**Problems and tasks**:
**a)** In the records, duplicate the part that opens with the line containing "- process-box: [8, 125, 104, 181]" and closes with the line containing "- node-label: HVAC: [450, 156, 489, 174]", including both of those lines.
**b)** Go on with the passage on bounded rationality and behavioural economics, starting after its last sentence.

**Selected text**:
* START *
This brief introduction to bounded rationality and behavioural economics for those unfamiliar with the theoretical foundations and empirical results is necessarily partial in its treatment, but hopefully clear in its basic premise: that individual decision-makers have marked constraints on their ability to distinguish between options, especially where (a) these options are numerous, (b) the outcomes are probabilistic and ‘risky’, (c) there are multiple (and conflicting) measures of utility, and (d) their ability to draw on experience or advisers with experience is limited. Furthermore, finite cognitive resources are compromised by involuntary systematic biases, especially where there is an emotional component to the decision or where it is taken under pressure. This is summarised diagrammatically in Figure 1 below.

Figure 1: Visualisation of factors impacting on decision-making under risk

Applying bounded rationality and behavioural economics
While bounded rationality and behavioural economics have been applied to numerous environments, they have not yet enjoyed wide use within education. This is perhaps due to a discomfort in viewing educational decisions as economic ones, but there is good evidence that this is how they are increasingly viewed by prospective students (Purcell et al., 2008). Indeed, one of the advantages of bounded rationality as a theoretical lens is that it draws focus to the social and individual elements of financial decisions, while acknowledging the economic imperatives behind the decision.
* END *
**Records supplied**:
* START *
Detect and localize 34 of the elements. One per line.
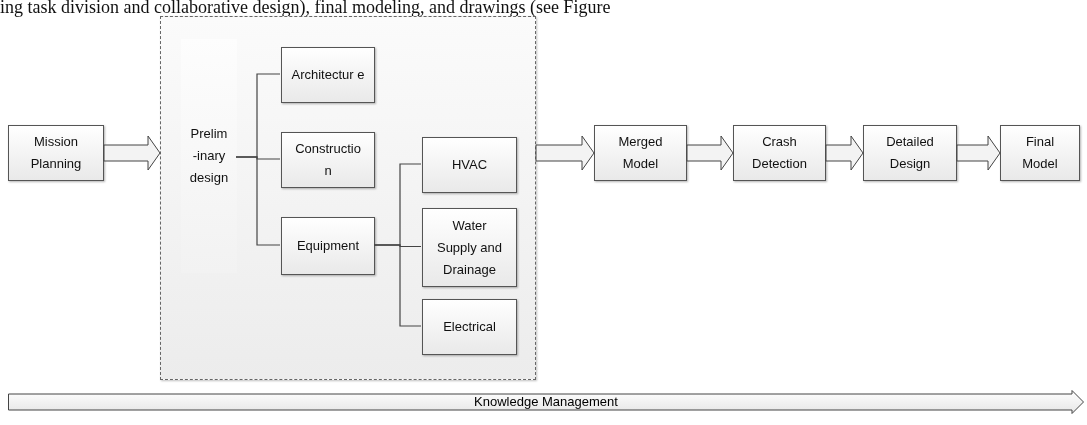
- process-box: [8, 125, 104, 181]
- block-arrow: [686, 135, 734, 171]
- group-frame: [160, 16, 536, 380]
- process-box: [422, 208, 517, 287]
- connector-line: [373, 244, 422, 327]
- block-arrow: [956, 135, 1001, 171]
- node-label: Mission Planning: [29, 133, 83, 173]
- node-label: Final Model: [1021, 133, 1059, 173]
- process-box: [594, 125, 687, 181]
- block-arrow: [535, 135, 595, 171]
- node-label: HVAC: [450, 156, 489, 174]
- node-label: Electrical: [442, 318, 497, 336]
- node-label: Merged Model: [617, 133, 664, 173]
- process-box: [422, 137, 517, 193]
- body-text: ing task division and collaborative design), final modeling, and drawings (see Figure: [0, 0, 611, 15]
- node-label: Prelim -inary design: [189, 125, 229, 187]
- timeline-arrow: [8, 390, 1084, 414]
- process-box: [1000, 125, 1080, 181]
- block-arrow: [825, 135, 864, 171]
- node-label: Crash Detection: [751, 133, 808, 173]
- process-box: [863, 125, 957, 181]
- process-box: [281, 47, 375, 103]
- process-box: [733, 125, 826, 181]
- block-arrow: [103, 135, 161, 171]
- node-label: Architectur e: [291, 66, 365, 84]
- node-label: Water Supply and Drainage: [435, 216, 504, 279]
- node-label: Detailed Design: [885, 133, 935, 173]
- connector-line: [235, 156, 281, 246]
- process-box: [422, 299, 517, 355]
- node-label: Constructio n: [294, 140, 362, 180]
- node-label: Knowledge Management: [474, 393, 618, 412]
- process-box: [281, 132, 375, 188]
- process-box: [281, 217, 375, 275]
- node-label: Equipment: [295, 237, 361, 255]
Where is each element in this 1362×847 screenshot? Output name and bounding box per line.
* END *
**Exercise answers**:
**a)**
- process-box: [8, 125, 104, 181]
- block-arrow: [686, 135, 734, 171]
- group-frame: [160, 16, 536, 380]
- process-box: [422, 208, 517, 287]
- connector-line: [373, 244, 422, 327]
- block-arrow: [956, 135, 1001, 171]
- node-label: Mission Planning: [29, 133, 83, 173]
- node-label: Final Model: [1021, 133, 1059, 173]
- process-box: [594, 125, 687, 181]
- block-arrow: [535, 135, 595, 171]
- node-label: HVAC: [450, 156, 489, 174]

**b)**
A number of useful conceptual insights can be summarised from the theory and empirical findings introduced above; these are not intended to be exhaustive:


  1. More information is not always useful

Neoclassical economic theory is predicated on perfect information as the basis of rational decision-making. Conversely, bounded rationality posits that the acquisition of information is not a costless exercise, in terms of time needed for collection and analysis. This is further complicated if the size of the information set is unknown and if the relative value of full information compared to partial information is not known – i.e. how much is enough? Even if full information is achieved, it can actually have an adverse impact on decisions by clouding or adding unnecessary cues.


  1. Decision complexity increases exponentially

Laboratory experiments are generally based around relatively simple decisions between a small number of options with known outcome probabilities and clear distinguishing cues (e.g. financial gain/loss). However, real-life decisions tend to be significantly more complex than this, with numerous options, unknown probabilities and multiple criteria. Weighing these cues quickly becomes challenging and overall complexity of the analytical task grows exponentially. Behavioural economics predicts that people will take intuitive, rather than rational, opportunities to reduce this complexity using heuristics drawing on familiar memories or archetypes.


  1. Money is not the only source of utility

While neoclassical economics does allow for non-financial forms of utility, these are generally underplayed. Conversely, bounded rationality expects decisions to be exercised across multiple concepts of utility. Relevant other forms of utility for educational decisions might include happiness/wellbeing, the desire for academic success, the maintenance of positive social relationships or the non-transgression of societal expectations. In particular, both Simon and Kahneman view humans as emotional decision-makers who seek to maximise their positive affect, especially in the short-term.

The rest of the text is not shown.